(DIRECTION)
From the listing that follows, extract every line and set it down unaltered.

┌──

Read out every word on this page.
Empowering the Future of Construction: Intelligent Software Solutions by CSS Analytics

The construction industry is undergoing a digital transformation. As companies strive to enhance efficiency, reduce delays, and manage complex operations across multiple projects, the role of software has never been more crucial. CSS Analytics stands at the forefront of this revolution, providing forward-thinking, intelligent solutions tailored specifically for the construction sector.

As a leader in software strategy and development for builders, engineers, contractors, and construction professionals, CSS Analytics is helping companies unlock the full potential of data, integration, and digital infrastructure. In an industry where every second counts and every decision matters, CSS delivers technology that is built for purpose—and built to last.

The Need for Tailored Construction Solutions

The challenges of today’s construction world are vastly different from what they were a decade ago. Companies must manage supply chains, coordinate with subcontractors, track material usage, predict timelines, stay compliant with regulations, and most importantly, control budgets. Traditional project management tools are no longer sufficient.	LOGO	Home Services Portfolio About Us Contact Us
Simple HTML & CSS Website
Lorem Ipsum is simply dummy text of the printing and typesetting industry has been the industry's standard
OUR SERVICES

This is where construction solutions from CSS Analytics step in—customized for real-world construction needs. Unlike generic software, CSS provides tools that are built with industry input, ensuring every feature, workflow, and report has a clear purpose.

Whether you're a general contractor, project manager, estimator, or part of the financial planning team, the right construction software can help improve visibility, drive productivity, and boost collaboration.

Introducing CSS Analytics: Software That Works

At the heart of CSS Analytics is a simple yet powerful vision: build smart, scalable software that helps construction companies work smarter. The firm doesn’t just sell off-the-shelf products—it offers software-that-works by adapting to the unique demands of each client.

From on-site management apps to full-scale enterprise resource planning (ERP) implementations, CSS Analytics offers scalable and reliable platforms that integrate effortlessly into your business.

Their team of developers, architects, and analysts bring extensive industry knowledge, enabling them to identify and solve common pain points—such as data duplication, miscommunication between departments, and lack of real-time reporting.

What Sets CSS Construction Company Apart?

└──

(WRITTEN RESPONSE)
Read out every word on this page.
Empowering the Future of Construction: Intelligent Software Solutions by CSS Analytics

The construction industry is undergoing a digital transformation. As companies strive to enhance efficiency, reduce delays, and manage complex operations across multiple projects, the role of software has never been more crucial. CSS Analytics stands at the forefront of this revolution, providing forward-thinking, intelligent solutions tailored specifically for the construction sector.

As a leader in software strategy and development for builders, engineers, contractors, and construction professionals, CSS Analytics is helping companies unlock the full potential of data, integration, and digital infrastructure. In an industry where every second counts and every decision matters, CSS delivers technology that is built for purpose—and built to last.

The Need for Tailored Construction Solutions

The challenges of today’s construction world are vastly different from what they were a decade ago. Companies must manage supply chains, coordinate with subcontractors, track material usage, predict timelines, stay compliant with regulations, and most importantly, control budgets. Traditional project management tools are no longer sufficient.	LOGO	Home Services Portfolio About Us Contact Us
Simple HTML & CSS Website
Lorem Ipsum is simply dummy text of the printing and typesetting industry has been the industry's standard
OUR SERVICES

This is where construction solutions from CSS Analytics step in—customized for real-world construction needs. Unlike generic software, CSS provides tools that are built with industry input, ensuring every feature, workflow, and report has a clear purpose.

Whether you're a general contractor, project manager, estimator, or part of the financial planning team, the right construction software can help improve visibility, drive productivity, and boost collaboration.

Introducing CSS Analytics: Software That Works

At the heart of CSS Analytics is a simple yet powerful vision: build smart, scalable software that helps construction companies work smarter. The firm doesn’t just sell off-the-shelf products—it offers software-that-works by adapting to the unique demands of each client.

From on-site management apps to full-scale enterprise resource planning (ERP) implementations, CSS Analytics offers scalable and reliable platforms that integrate effortlessly into your business.

Their team of developers, architects, and analysts bring extensive industry knowledge, enabling them to identify and solve common pain points—such as data duplication, miscommunication between departments, and lack of real-time reporting.

What Sets CSS Construction Company Apart?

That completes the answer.